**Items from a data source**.
· · · · · · ·
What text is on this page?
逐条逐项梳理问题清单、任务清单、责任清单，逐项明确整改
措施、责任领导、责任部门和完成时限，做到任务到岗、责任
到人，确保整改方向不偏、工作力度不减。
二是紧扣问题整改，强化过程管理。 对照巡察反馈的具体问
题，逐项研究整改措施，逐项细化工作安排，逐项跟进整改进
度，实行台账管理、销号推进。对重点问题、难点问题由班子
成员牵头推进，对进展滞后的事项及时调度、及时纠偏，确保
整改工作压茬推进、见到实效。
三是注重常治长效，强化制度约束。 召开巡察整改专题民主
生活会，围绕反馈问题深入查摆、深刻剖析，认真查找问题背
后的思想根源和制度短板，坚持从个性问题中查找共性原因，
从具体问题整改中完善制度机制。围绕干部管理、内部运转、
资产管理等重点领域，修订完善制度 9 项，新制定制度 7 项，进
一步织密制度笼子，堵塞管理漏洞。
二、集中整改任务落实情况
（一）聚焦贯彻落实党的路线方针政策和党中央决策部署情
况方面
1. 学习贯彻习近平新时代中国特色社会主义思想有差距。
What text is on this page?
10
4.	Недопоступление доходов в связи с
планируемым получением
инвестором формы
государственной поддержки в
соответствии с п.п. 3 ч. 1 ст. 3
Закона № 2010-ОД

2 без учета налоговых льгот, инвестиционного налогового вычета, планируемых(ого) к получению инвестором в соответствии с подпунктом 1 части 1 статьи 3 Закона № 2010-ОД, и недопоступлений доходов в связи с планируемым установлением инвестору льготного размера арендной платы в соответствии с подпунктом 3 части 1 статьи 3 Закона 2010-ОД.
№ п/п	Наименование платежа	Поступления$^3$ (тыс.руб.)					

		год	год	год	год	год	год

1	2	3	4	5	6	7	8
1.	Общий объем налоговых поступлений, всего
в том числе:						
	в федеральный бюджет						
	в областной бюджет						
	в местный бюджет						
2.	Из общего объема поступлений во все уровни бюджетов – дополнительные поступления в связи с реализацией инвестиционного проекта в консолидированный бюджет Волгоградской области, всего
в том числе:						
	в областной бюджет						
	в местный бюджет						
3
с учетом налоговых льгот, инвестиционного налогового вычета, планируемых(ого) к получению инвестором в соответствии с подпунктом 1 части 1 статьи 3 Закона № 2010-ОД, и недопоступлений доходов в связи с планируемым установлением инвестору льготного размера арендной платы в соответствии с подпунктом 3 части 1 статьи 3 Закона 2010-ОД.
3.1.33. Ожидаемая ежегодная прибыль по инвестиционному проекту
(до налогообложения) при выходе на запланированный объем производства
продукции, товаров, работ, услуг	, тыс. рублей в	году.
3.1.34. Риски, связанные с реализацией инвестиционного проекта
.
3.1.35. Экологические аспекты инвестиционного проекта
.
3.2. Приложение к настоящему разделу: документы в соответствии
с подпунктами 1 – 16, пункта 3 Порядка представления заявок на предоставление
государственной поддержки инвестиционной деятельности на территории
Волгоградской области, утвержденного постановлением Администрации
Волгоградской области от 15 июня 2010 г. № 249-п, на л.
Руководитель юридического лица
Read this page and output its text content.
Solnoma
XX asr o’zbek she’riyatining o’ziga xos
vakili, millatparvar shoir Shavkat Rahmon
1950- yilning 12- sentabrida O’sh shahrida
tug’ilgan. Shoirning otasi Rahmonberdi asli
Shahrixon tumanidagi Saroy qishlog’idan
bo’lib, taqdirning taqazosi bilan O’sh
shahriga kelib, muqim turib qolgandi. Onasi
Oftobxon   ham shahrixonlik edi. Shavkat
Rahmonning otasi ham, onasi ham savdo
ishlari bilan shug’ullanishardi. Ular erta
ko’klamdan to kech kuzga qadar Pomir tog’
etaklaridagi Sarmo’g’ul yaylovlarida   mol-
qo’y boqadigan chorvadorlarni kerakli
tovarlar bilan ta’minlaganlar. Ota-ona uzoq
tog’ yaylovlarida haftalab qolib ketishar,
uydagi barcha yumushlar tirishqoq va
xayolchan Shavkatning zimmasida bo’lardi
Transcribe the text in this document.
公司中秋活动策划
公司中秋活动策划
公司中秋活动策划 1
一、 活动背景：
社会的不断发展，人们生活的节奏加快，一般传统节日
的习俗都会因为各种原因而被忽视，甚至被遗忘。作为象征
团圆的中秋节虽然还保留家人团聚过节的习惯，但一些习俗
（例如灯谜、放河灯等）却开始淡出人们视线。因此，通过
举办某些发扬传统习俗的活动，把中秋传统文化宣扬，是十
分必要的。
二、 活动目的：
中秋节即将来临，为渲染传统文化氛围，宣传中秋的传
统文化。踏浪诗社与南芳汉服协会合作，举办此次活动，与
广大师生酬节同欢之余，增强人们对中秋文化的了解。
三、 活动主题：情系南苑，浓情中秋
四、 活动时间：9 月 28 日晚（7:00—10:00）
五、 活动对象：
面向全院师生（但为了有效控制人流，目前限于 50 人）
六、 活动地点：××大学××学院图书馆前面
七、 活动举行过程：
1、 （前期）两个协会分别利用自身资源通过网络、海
· · · · · · ·
**THE PROBLEM**. Retype the whole listing above exactly.

**REPLY**.
What text is on this page?
逐条逐项梳理问题清单、任务清单、责任清单，逐项明确整改
措施、责任领导、责任部门和完成时限，做到任务到岗、责任
到人，确保整改方向不偏、工作力度不减。
二是紧扣问题整改，强化过程管理。 对照巡察反馈的具体问
题，逐项研究整改措施，逐项细化工作安排，逐项跟进整改进
度，实行台账管理、销号推进。对重点问题、难点问题由班子
成员牵头推进，对进展滞后的事项及时调度、及时纠偏，确保
整改工作压茬推进、见到实效。
三是注重常治长效，强化制度约束。 召开巡察整改专题民主
生活会，围绕反馈问题深入查摆、深刻剖析，认真查找问题背
后的思想根源和制度短板，坚持从个性问题中查找共性原因，
从具体问题整改中完善制度机制。围绕干部管理、内部运转、
资产管理等重点领域，修订完善制度 9 项，新制定制度 7 项，进
一步织密制度笼子，堵塞管理漏洞。
二、集中整改任务落实情况
（一）聚焦贯彻落实党的路线方针政策和党中央决策部署情
况方面
1. 学习贯彻习近平新时代中国特色社会主义思想有差距。
What text is on this page?
10
4.	Недопоступление доходов в связи с
планируемым получением
инвестором формы
государственной поддержки в
соответствии с п.п. 3 ч. 1 ст. 3
Закона № 2010-ОД

2 без учета налоговых льгот, инвестиционного налогового вычета, планируемых(ого) к получению инвестором в соответствии с подпунктом 1 части 1 статьи 3 Закона № 2010-ОД, и недопоступлений доходов в связи с планируемым установлением инвестору льготного размера арендной платы в соответствии с подпунктом 3 части 1 статьи 3 Закона 2010-ОД.
№ п/п	Наименование платежа	Поступления$^3$ (тыс.руб.)					

		год	год	год	год	год	год

1	2	3	4	5	6	7	8
1.	Общий объем налоговых поступлений, всего
в том числе:						
	в федеральный бюджет						
	в областной бюджет						
	в местный бюджет						
2.	Из общего объема поступлений во все уровни бюджетов – дополнительные поступления в связи с реализацией инвестиционного проекта в консолидированный бюджет Волгоградской области, всего
в том числе:						
	в областной бюджет						
	в местный бюджет						
3
с учетом налоговых льгот, инвестиционного налогового вычета, планируемых(ого) к получению инвестором в соответствии с подпунктом 1 части 1 статьи 3 Закона № 2010-ОД, и недопоступлений доходов в связи с планируемым установлением инвестору льготного размера арендной платы в соответствии с подпунктом 3 части 1 статьи 3 Закона 2010-ОД.
3.1.33. Ожидаемая ежегодная прибыль по инвестиционному проекту
(до налогообложения) при выходе на запланированный объем производства
продукции, товаров, работ, услуг	, тыс. рублей в	году.
3.1.34. Риски, связанные с реализацией инвестиционного проекта
.
3.1.35. Экологические аспекты инвестиционного проекта
.
3.2. Приложение к настоящему разделу: документы в соответствии
с подпунктами 1 – 16, пункта 3 Порядка представления заявок на предоставление
государственной поддержки инвестиционной деятельности на территории
Волгоградской области, утвержденного постановлением Администрации
Волгоградской области от 15 июня 2010 г. № 249-п, на л.
Руководитель юридического лица
Read this page and output its text content.
Solnoma
XX asr o’zbek she’riyatining o’ziga xos
vakili, millatparvar shoir Shavkat Rahmon
1950- yilning 12- sentabrida O’sh shahrida
tug’ilgan. Shoirning otasi Rahmonberdi asli
Shahrixon tumanidagi Saroy qishlog’idan
bo’lib, taqdirning taqazosi bilan O’sh
shahriga kelib, muqim turib qolgandi. Onasi
Oftobxon   ham shahrixonlik edi. Shavkat
Rahmonning otasi ham, onasi ham savdo
ishlari bilan shug’ullanishardi. Ular erta
ko’klamdan to kech kuzga qadar Pomir tog’
etaklaridagi Sarmo’g’ul yaylovlarida   mol-
qo’y boqadigan chorvadorlarni kerakli
tovarlar bilan ta’minlaganlar. Ota-ona uzoq
tog’ yaylovlarida haftalab qolib ketishar,
uydagi barcha yumushlar tirishqoq va
xayolchan Shavkatning zimmasida bo’lardi
Transcribe the text in this document.
公司中秋活动策划
公司中秋活动策划
公司中秋活动策划 1
一、 活动背景：
社会的不断发展，人们生活的节奏加快，一般传统节日
的习俗都会因为各种原因而被忽视，甚至被遗忘。作为象征
团圆的中秋节虽然还保留家人团聚过节的习惯，但一些习俗
（例如灯谜、放河灯等）却开始淡出人们视线。因此，通过
举办某些发扬传统习俗的活动，把中秋传统文化宣扬，是十
分必要的。
二、 活动目的：
中秋节即将来临，为渲染传统文化氛围，宣传中秋的传
统文化。踏浪诗社与南芳汉服协会合作，举办此次活动，与
广大师生酬节同欢之余，增强人们对中秋文化的了解。
三、 活动主题：情系南苑，浓情中秋
四、 活动时间：9 月 28 日晚（7:00—10:00）
五、 活动对象：
面向全院师生（但为了有效控制人流，目前限于 50 人）
六、 活动地点：××大学××学院图书馆前面
七、 活动举行过程：
1、 （前期）两个协会分别利用自身资源通过网络、海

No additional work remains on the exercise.